**Given records:**
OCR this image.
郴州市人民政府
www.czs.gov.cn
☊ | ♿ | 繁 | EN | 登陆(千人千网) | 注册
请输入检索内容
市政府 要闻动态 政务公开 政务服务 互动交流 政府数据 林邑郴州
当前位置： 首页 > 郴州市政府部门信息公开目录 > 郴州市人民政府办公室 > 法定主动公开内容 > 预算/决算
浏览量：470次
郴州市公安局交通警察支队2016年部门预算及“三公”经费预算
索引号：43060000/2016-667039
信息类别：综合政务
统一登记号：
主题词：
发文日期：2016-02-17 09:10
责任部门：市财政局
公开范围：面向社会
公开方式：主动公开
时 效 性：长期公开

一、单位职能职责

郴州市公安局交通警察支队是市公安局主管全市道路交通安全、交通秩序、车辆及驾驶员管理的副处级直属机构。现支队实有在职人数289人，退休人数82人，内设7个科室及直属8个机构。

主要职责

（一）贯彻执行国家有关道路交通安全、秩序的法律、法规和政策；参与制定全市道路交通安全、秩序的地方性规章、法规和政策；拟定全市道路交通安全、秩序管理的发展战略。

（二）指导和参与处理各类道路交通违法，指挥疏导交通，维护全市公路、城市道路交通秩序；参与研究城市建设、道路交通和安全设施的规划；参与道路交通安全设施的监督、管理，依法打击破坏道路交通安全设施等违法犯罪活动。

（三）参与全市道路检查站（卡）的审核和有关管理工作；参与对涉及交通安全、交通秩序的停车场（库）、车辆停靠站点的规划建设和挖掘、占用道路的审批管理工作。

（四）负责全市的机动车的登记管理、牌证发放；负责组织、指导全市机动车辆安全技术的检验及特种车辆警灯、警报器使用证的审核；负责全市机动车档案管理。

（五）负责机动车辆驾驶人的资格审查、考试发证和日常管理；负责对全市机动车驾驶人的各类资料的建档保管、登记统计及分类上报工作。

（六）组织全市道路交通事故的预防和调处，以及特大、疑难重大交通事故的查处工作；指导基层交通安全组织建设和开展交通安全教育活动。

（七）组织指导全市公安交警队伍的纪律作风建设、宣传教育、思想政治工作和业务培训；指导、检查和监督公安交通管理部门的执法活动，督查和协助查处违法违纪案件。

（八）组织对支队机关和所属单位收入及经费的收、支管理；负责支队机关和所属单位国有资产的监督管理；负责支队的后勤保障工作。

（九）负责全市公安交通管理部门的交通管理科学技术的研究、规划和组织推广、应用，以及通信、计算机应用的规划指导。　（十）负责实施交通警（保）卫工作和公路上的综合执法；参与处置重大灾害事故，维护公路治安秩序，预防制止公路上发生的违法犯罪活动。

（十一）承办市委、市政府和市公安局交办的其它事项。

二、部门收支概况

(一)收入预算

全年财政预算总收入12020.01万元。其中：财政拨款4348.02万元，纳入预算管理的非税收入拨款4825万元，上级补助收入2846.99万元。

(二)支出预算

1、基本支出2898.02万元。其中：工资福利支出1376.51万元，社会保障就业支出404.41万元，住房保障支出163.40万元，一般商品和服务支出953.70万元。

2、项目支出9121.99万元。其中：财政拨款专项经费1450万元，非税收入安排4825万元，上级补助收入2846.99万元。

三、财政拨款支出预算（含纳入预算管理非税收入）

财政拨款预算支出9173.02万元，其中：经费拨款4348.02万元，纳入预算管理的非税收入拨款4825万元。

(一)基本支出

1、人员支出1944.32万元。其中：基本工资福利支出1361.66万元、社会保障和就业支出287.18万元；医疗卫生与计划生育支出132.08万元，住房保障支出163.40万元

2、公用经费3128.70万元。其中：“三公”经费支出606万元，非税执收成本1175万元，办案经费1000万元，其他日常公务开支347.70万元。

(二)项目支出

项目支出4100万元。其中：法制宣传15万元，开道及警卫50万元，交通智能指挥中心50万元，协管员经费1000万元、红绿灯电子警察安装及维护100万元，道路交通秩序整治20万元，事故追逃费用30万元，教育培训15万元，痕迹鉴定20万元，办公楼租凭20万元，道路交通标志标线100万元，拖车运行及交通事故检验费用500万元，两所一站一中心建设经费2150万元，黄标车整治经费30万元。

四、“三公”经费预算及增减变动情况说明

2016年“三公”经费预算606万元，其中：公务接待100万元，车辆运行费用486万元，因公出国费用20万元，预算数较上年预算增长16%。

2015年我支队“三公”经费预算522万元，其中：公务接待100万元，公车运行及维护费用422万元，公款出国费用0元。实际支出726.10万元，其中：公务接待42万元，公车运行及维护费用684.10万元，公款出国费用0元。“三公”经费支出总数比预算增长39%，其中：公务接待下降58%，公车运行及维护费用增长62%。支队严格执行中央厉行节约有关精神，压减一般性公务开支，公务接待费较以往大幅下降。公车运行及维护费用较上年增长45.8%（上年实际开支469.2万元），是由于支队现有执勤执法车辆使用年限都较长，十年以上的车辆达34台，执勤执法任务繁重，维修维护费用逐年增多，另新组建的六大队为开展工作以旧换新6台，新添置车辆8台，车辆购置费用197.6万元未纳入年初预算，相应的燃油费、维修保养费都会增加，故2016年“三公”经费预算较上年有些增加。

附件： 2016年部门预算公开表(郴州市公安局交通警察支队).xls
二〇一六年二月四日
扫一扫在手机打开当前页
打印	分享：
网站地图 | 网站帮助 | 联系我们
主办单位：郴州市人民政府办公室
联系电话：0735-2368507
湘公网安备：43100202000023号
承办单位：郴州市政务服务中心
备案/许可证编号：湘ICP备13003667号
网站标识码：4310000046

**What this task involves:** Your task is to reproduce the whole listing exactly.

**Full answer:**
OCR this image.
郴州市人民政府
www.czs.gov.cn
☊ | ♿ | 繁 | EN | 登陆(千人千网) | 注册
请输入检索内容
市政府 要闻动态 政务公开 政务服务 互动交流 政府数据 林邑郴州
当前位置： 首页 > 郴州市政府部门信息公开目录 > 郴州市人民政府办公室 > 法定主动公开内容 > 预算/决算
浏览量：470次
郴州市公安局交通警察支队2016年部门预算及“三公”经费预算
索引号：43060000/2016-667039
信息类别：综合政务
统一登记号：
主题词：
发文日期：2016-02-17 09:10
责任部门：市财政局
公开范围：面向社会
公开方式：主动公开
时 效 性：长期公开

一、单位职能职责

郴州市公安局交通警察支队是市公安局主管全市道路交通安全、交通秩序、车辆及驾驶员管理的副处级直属机构。现支队实有在职人数289人，退休人数82人，内设7个科室及直属8个机构。

主要职责

（一）贯彻执行国家有关道路交通安全、秩序的法律、法规和政策；参与制定全市道路交通安全、秩序的地方性规章、法规和政策；拟定全市道路交通安全、秩序管理的发展战略。

（二）指导和参与处理各类道路交通违法，指挥疏导交通，维护全市公路、城市道路交通秩序；参与研究城市建设、道路交通和安全设施的规划；参与道路交通安全设施的监督、管理，依法打击破坏道路交通安全设施等违法犯罪活动。

（三）参与全市道路检查站（卡）的审核和有关管理工作；参与对涉及交通安全、交通秩序的停车场（库）、车辆停靠站点的规划建设和挖掘、占用道路的审批管理工作。

（四）负责全市的机动车的登记管理、牌证发放；负责组织、指导全市机动车辆安全技术的检验及特种车辆警灯、警报器使用证的审核；负责全市机动车档案管理。

（五）负责机动车辆驾驶人的资格审查、考试发证和日常管理；负责对全市机动车驾驶人的各类资料的建档保管、登记统计及分类上报工作。

（六）组织全市道路交通事故的预防和调处，以及特大、疑难重大交通事故的查处工作；指导基层交通安全组织建设和开展交通安全教育活动。

（七）组织指导全市公安交警队伍的纪律作风建设、宣传教育、思想政治工作和业务培训；指导、检查和监督公安交通管理部门的执法活动，督查和协助查处违法违纪案件。

（八）组织对支队机关和所属单位收入及经费的收、支管理；负责支队机关和所属单位国有资产的监督管理；负责支队的后勤保障工作。

（九）负责全市公安交通管理部门的交通管理科学技术的研究、规划和组织推广、应用，以及通信、计算机应用的规划指导。　（十）负责实施交通警（保）卫工作和公路上的综合执法；参与处置重大灾害事故，维护公路治安秩序，预防制止公路上发生的违法犯罪活动。

（十一）承办市委、市政府和市公安局交办的其它事项。

二、部门收支概况

(一)收入预算

全年财政预算总收入12020.01万元。其中：财政拨款4348.02万元，纳入预算管理的非税收入拨款4825万元，上级补助收入2846.99万元。

(二)支出预算

1、基本支出2898.02万元。其中：工资福利支出1376.51万元，社会保障就业支出404.41万元，住房保障支出163.40万元，一般商品和服务支出953.70万元。

2、项目支出9121.99万元。其中：财政拨款专项经费1450万元，非税收入安排4825万元，上级补助收入2846.99万元。

三、财政拨款支出预算（含纳入预算管理非税收入）

财政拨款预算支出9173.02万元，其中：经费拨款4348.02万元，纳入预算管理的非税收入拨款4825万元。

(一)基本支出

1、人员支出1944.32万元。其中：基本工资福利支出1361.66万元、社会保障和就业支出287.18万元；医疗卫生与计划生育支出132.08万元，住房保障支出163.40万元

2、公用经费3128.70万元。其中：“三公”经费支出606万元，非税执收成本1175万元，办案经费1000万元，其他日常公务开支347.70万元。

(二)项目支出

项目支出4100万元。其中：法制宣传15万元，开道及警卫50万元，交通智能指挥中心50万元，协管员经费1000万元、红绿灯电子警察安装及维护100万元，道路交通秩序整治20万元，事故追逃费用30万元，教育培训15万元，痕迹鉴定20万元，办公楼租凭20万元，道路交通标志标线100万元，拖车运行及交通事故检验费用500万元，两所一站一中心建设经费2150万元，黄标车整治经费30万元。

四、“三公”经费预算及增减变动情况说明

2016年“三公”经费预算606万元，其中：公务接待100万元，车辆运行费用486万元，因公出国费用20万元，预算数较上年预算增长16%。

2015年我支队“三公”经费预算522万元，其中：公务接待100万元，公车运行及维护费用422万元，公款出国费用0元。实际支出726.10万元，其中：公务接待42万元，公车运行及维护费用684.10万元，公款出国费用0元。“三公”经费支出总数比预算增长39%，其中：公务接待下降58%，公车运行及维护费用增长62%。支队严格执行中央厉行节约有关精神，压减一般性公务开支，公务接待费较以往大幅下降。公车运行及维护费用较上年增长45.8%（上年实际开支469.2万元），是由于支队现有执勤执法车辆使用年限都较长，十年以上的车辆达34台，执勤执法任务繁重，维修维护费用逐年增多，另新组建的六大队为开展工作以旧换新6台，新添置车辆8台，车辆购置费用197.6万元未纳入年初预算，相应的燃油费、维修保养费都会增加，故2016年“三公”经费预算较上年有些增加。

附件： 2016年部门预算公开表(郴州市公安局交通警察支队).xls
二〇一六年二月四日
扫一扫在手机打开当前页
打印	分享：
网站地图 | 网站帮助 | 联系我们
主办单位：郴州市人民政府办公室
联系电话：0735-2368507
湘公网安备：43100202000023号
承办单位：郴州市政务服务中心
备案/许可证编号：湘ICP备13003667号
网站标识码：4310000046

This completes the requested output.